Exercise:
Repeat the full listing below verbatim and keep the images out.
══ Material provided ══
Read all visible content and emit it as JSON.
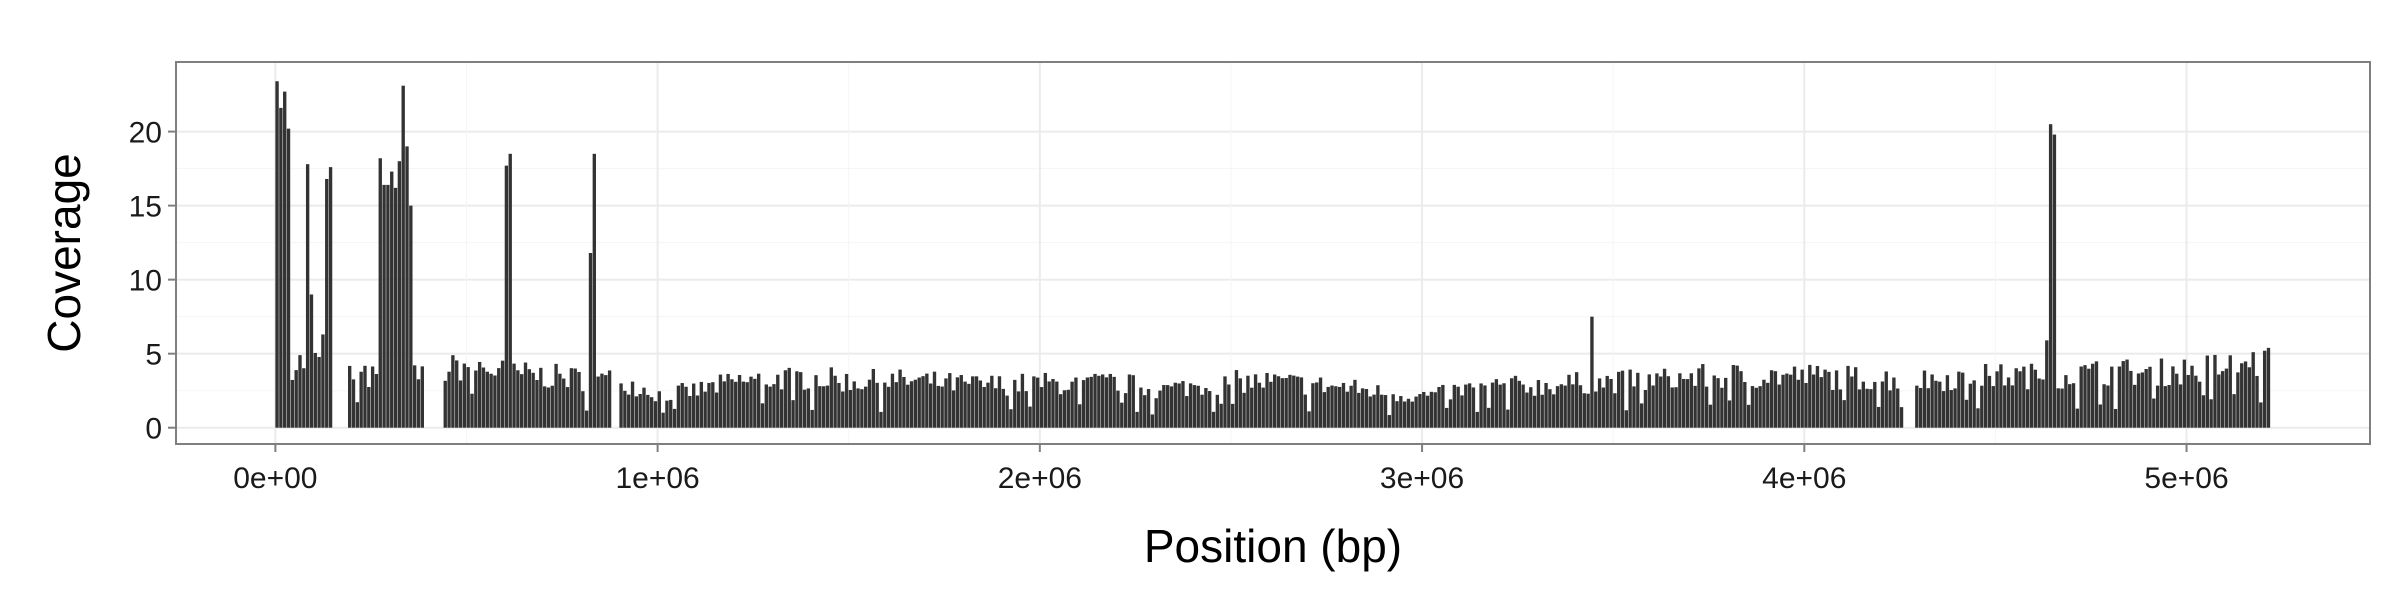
{
  "chart_data": {
    "type": "bar",
    "title": "",
    "xlabel": "Position (bp)",
    "ylabel": "Coverage",
    "xlim": [
      -260000,
      5480000
    ],
    "ylim": [
      -1.1,
      24.7
    ],
    "x_ticks": [
      0,
      1000000,
      2000000,
      3000000,
      4000000,
      5000000
    ],
    "x_tick_labels": [
      "0e+00",
      "1e+06",
      "2e+06",
      "3e+06",
      "4e+06",
      "5e+06"
    ],
    "y_ticks": [
      0,
      5,
      10,
      15,
      20
    ],
    "y_tick_labels": [
      "0",
      "5",
      "10",
      "15",
      "20"
    ],
    "grid": true,
    "legend": "none",
    "bar_color": "#333333",
    "panel_background": "#ffffff",
    "grid_color": "#ebebeb",
    "gaps_bp": [
      [
        150000,
        190000
      ],
      [
        385000,
        440000
      ],
      [
        880000,
        895000
      ],
      [
        4260000,
        4285000
      ]
    ],
    "x_start": 0,
    "x_end": 5220000,
    "bin_width": 10000,
    "baseline": [
      [
        0,
        4.4
      ],
      [
        100000,
        4.6
      ],
      [
        200000,
        3.6
      ],
      [
        300000,
        3.4
      ],
      [
        400000,
        3.7
      ],
      [
        500000,
        4.4
      ],
      [
        600000,
        3.8
      ],
      [
        700000,
        3.6
      ],
      [
        800000,
        3.4
      ],
      [
        900000,
        3.3
      ],
      [
        1000000,
        2.3
      ],
      [
        1100000,
        2.6
      ],
      [
        1200000,
        3.2
      ],
      [
        1300000,
        3.4
      ],
      [
        1400000,
        3.5
      ],
      [
        1500000,
        3.2
      ],
      [
        1600000,
        3.3
      ],
      [
        1700000,
        3.2
      ],
      [
        1800000,
        3.0
      ],
      [
        1900000,
        3.0
      ],
      [
        2000000,
        3.1
      ],
      [
        2100000,
        3.0
      ],
      [
        2200000,
        3.2
      ],
      [
        2300000,
        2.6
      ],
      [
        2400000,
        2.9
      ],
      [
        2500000,
        3.2
      ],
      [
        2600000,
        3.2
      ],
      [
        2700000,
        3.0
      ],
      [
        2800000,
        2.8
      ],
      [
        2900000,
        2.4
      ],
      [
        3000000,
        2.2
      ],
      [
        3100000,
        2.6
      ],
      [
        3200000,
        2.9
      ],
      [
        3300000,
        2.9
      ],
      [
        3400000,
        3.1
      ],
      [
        3500000,
        3.2
      ],
      [
        3600000,
        3.3
      ],
      [
        3700000,
        3.5
      ],
      [
        3800000,
        3.6
      ],
      [
        3900000,
        3.6
      ],
      [
        4000000,
        3.6
      ],
      [
        4100000,
        3.5
      ],
      [
        4200000,
        3.4
      ],
      [
        4300000,
        3.3
      ],
      [
        4400000,
        3.5
      ],
      [
        4500000,
        3.6
      ],
      [
        4600000,
        3.6
      ],
      [
        4700000,
        3.7
      ],
      [
        4800000,
        3.9
      ],
      [
        4900000,
        3.8
      ],
      [
        5000000,
        4.0
      ],
      [
        5100000,
        4.3
      ],
      [
        5220000,
        4.6
      ]
    ],
    "peaks": [
      {
        "x": 5000,
        "y": 23.4
      },
      {
        "x": 15000,
        "y": 21.6
      },
      {
        "x": 25000,
        "y": 22.7
      },
      {
        "x": 35000,
        "y": 20.2
      },
      {
        "x": 85000,
        "y": 17.8
      },
      {
        "x": 95000,
        "y": 9.0
      },
      {
        "x": 120000,
        "y": 6.3
      },
      {
        "x": 135000,
        "y": 16.8
      },
      {
        "x": 145000,
        "y": 17.6
      },
      {
        "x": 275000,
        "y": 18.2
      },
      {
        "x": 285000,
        "y": 16.4
      },
      {
        "x": 295000,
        "y": 16.4
      },
      {
        "x": 305000,
        "y": 17.3
      },
      {
        "x": 315000,
        "y": 16.2
      },
      {
        "x": 325000,
        "y": 18.0
      },
      {
        "x": 335000,
        "y": 23.1
      },
      {
        "x": 345000,
        "y": 19.0
      },
      {
        "x": 355000,
        "y": 15.0
      },
      {
        "x": 605000,
        "y": 17.7
      },
      {
        "x": 615000,
        "y": 18.5
      },
      {
        "x": 825000,
        "y": 11.8
      },
      {
        "x": 835000,
        "y": 18.5
      },
      {
        "x": 3445000,
        "y": 7.5
      },
      {
        "x": 4645000,
        "y": 20.5
      },
      {
        "x": 4655000,
        "y": 19.8
      },
      {
        "x": 4635000,
        "y": 5.9
      },
      {
        "x": 5205000,
        "y": 5.2
      }
    ]
  }
}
═══
Complete output:
Read all visible content and emit it as JSON.
{
  "chart_data": {
    "type": "bar",
    "title": "",
    "xlabel": "Position (bp)",
    "ylabel": "Coverage",
    "xlim": [
      -260000,
      5480000
    ],
    "ylim": [
      -1.1,
      24.7
    ],
    "x_ticks": [
      0,
      1000000,
      2000000,
      3000000,
      4000000,
      5000000
    ],
    "x_tick_labels": [
      "0e+00",
      "1e+06",
      "2e+06",
      "3e+06",
      "4e+06",
      "5e+06"
    ],
    "y_ticks": [
      0,
      5,
      10,
      15,
      20
    ],
    "y_tick_labels": [
      "0",
      "5",
      "10",
      "15",
      "20"
    ],
    "grid": true,
    "legend": "none",
    "bar_color": "#333333",
    "panel_background": "#ffffff",
    "grid_color": "#ebebeb",
    "gaps_bp": [
      [
        150000,
        190000
      ],
      [
        385000,
        440000
      ],
      [
        880000,
        895000
      ],
      [
        4260000,
        4285000
      ]
    ],
    "x_start": 0,
    "x_end": 5220000,
    "bin_width": 10000,
    "baseline": [
      [
        0,
        4.4
      ],
      [
        100000,
        4.6
      ],
      [
        200000,
        3.6
      ],
      [
        300000,
        3.4
      ],
      [
        400000,
        3.7
      ],
      [
        500000,
        4.4
      ],
      [
        600000,
        3.8
      ],
      [
        700000,
        3.6
      ],
      [
        800000,
        3.4
      ],
      [
        900000,
        3.3
      ],
      [
        1000000,
        2.3
      ],
      [
        1100000,
        2.6
      ],
      [
        1200000,
        3.2
      ],
      [
        1300000,
        3.4
      ],
      [
        1400000,
        3.5
      ],
      [
        1500000,
        3.2
      ],
      [
        1600000,
        3.3
      ],
      [
        1700000,
        3.2
      ],
      [
        1800000,
        3.0
      ],
      [
        1900000,
        3.0
      ],
      [
        2000000,
        3.1
      ],
      [
        2100000,
        3.0
      ],
      [
        2200000,
        3.2
      ],
      [
        2300000,
        2.6
      ],
      [
        2400000,
        2.9
      ],
      [
        2500000,
        3.2
      ],
      [
        2600000,
        3.2
      ],
      [
        2700000,
        3.0
      ],
      [
        2800000,
        2.8
      ],
      [
        2900000,
        2.4
      ],
      [
        3000000,
        2.2
      ],
      [
        3100000,
        2.6
      ],
      [
        3200000,
        2.9
      ],
      [
        3300000,
        2.9
      ],
      [
        3400000,
        3.1
      ],
      [
        3500000,
        3.2
      ],
      [
        3600000,
        3.3
      ],
      [
        3700000,
        3.5
      ],
      [
        3800000,
        3.6
      ],
      [
        3900000,
        3.6
      ],
      [
        4000000,
        3.6
      ],
      [
        4100000,
        3.5
      ],
      [
        4200000,
        3.4
      ],
      [
        4300000,
        3.3
      ],
      [
        4400000,
        3.5
      ],
      [
        4500000,
        3.6
      ],
      [
        4600000,
        3.6
      ],
      [
        4700000,
        3.7
      ],
      [
        4800000,
        3.9
      ],
      [
        4900000,
        3.8
      ],
      [
        5000000,
        4.0
      ],
      [
        5100000,
        4.3
      ],
      [
        5220000,
        4.6
      ]
    ],
    "peaks": [
      {
        "x": 5000,
        "y": 23.4
      },
      {
        "x": 15000,
        "y": 21.6
      },
      {
        "x": 25000,
        "y": 22.7
      },
      {
        "x": 35000,
        "y": 20.2
      },
      {
        "x": 85000,
        "y": 17.8
      },
      {
        "x": 95000,
        "y": 9.0
      },
      {
        "x": 120000,
        "y": 6.3
      },
      {
        "x": 135000,
        "y": 16.8
      },
      {
        "x": 145000,
        "y": 17.6
      },
      {
        "x": 275000,
        "y": 18.2
      },
      {
        "x": 285000,
        "y": 16.4
      },
      {
        "x": 295000,
        "y": 16.4
      },
      {
        "x": 305000,
        "y": 17.3
      },
      {
        "x": 315000,
        "y": 16.2
      },
      {
        "x": 325000,
        "y": 18.0
      },
      {
        "x": 335000,
        "y": 23.1
      },
      {
        "x": 345000,
        "y": 19.0
      },
      {
        "x": 355000,
        "y": 15.0
      },
      {
        "x": 605000,
        "y": 17.7
      },
      {
        "x": 615000,
        "y": 18.5
      },
      {
        "x": 825000,
        "y": 11.8
      },
      {
        "x": 835000,
        "y": 18.5
      },
      {
        "x": 3445000,
        "y": 7.5
      },
      {
        "x": 4645000,
        "y": 20.5
      },
      {
        "x": 4655000,
        "y": 19.8
      },
      {
        "x": 4635000,
        "y": 5.9
      },
      {
        "x": 5205000,
        "y": 5.2
      }
    ]
  }
}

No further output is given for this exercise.